Element placement data:
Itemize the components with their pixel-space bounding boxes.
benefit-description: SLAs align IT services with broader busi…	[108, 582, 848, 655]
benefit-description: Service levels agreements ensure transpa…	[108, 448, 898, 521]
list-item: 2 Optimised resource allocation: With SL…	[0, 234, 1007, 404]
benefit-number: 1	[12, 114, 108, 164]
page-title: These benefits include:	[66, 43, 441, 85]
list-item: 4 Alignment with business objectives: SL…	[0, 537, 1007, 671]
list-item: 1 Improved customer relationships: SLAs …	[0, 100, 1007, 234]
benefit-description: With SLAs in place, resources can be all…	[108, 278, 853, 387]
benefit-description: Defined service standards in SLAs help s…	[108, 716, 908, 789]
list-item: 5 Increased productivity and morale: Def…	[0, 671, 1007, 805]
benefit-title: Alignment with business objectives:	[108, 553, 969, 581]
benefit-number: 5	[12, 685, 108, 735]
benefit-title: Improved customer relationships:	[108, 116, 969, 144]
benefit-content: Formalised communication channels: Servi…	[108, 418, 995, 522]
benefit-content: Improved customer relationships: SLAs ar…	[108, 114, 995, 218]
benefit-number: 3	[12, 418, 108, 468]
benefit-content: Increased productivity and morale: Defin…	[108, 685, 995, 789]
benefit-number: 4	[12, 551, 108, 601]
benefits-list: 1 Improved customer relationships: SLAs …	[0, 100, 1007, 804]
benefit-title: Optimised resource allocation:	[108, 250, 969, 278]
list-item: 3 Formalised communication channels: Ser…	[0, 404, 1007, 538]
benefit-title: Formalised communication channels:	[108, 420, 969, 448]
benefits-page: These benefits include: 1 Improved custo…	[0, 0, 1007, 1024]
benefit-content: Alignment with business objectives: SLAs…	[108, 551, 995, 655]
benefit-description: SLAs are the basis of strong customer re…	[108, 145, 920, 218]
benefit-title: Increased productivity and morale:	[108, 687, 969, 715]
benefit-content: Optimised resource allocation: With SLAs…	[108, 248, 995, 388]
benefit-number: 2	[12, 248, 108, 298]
* * *
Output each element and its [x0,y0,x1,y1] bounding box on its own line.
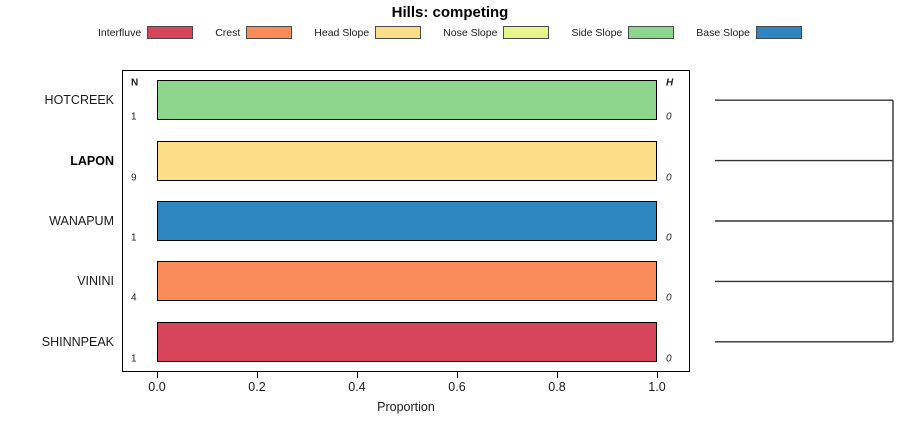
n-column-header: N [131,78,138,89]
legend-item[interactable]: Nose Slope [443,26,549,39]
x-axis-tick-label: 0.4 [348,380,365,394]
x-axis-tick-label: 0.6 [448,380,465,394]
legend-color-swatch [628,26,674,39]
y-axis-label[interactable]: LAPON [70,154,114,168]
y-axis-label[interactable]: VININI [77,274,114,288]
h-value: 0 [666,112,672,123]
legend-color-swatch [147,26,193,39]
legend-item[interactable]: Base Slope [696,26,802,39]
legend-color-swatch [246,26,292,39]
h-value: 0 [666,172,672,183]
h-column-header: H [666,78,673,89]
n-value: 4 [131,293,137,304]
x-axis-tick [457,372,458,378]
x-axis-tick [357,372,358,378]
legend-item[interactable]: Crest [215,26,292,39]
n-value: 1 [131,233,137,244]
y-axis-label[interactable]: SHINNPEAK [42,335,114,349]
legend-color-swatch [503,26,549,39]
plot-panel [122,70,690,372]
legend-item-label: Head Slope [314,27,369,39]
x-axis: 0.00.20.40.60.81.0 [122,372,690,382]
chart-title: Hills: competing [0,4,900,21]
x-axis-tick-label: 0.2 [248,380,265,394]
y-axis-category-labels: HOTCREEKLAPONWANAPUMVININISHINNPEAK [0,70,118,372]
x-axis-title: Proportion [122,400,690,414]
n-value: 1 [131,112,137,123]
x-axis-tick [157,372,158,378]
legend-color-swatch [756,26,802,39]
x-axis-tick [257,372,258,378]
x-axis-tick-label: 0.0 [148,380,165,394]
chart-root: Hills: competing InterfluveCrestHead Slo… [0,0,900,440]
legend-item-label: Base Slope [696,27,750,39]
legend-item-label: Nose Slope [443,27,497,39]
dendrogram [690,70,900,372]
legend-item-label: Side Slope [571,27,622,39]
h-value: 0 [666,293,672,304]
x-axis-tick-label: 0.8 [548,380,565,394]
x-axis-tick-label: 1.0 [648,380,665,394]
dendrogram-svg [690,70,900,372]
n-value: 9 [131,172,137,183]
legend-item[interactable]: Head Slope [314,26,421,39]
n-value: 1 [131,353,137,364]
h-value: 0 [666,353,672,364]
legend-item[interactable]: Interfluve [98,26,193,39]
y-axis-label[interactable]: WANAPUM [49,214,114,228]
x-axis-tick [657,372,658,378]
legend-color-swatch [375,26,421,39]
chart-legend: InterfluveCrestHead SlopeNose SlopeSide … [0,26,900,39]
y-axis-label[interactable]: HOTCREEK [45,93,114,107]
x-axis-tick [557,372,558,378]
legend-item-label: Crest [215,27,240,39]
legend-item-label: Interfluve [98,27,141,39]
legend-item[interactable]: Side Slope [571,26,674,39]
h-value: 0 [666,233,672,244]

Stated exercise:
Copy out the items without any changes, beginning at the line with "Itemize the components" and ending with the line that has "benefit-title: Alignment with", both of those lines included.

Complete response:
Itemize the components with their pixel-space bounding boxes.
benefit-description: SLAs align IT services with broader busi…	[108, 582, 848, 655]
benefit-description: Service levels agreements ensure transpa…	[108, 448, 898, 521]
list-item: 2 Optimised resource allocation: With SL…	[0, 234, 1007, 404]
benefit-number: 1	[12, 114, 108, 164]
page-title: These benefits include:	[66, 43, 441, 85]
list-item: 4 Alignment with business objectives: SL…	[0, 537, 1007, 671]
list-item: 1 Improved customer relationships: SLAs …	[0, 100, 1007, 234]
benefit-description: With SLAs in place, resources can be all…	[108, 278, 853, 387]
benefit-description: Defined service standards in SLAs help s…	[108, 716, 908, 789]
list-item: 5 Increased productivity and morale: Def…	[0, 671, 1007, 805]
benefit-title: Alignment with business objectives:	[108, 553, 969, 581]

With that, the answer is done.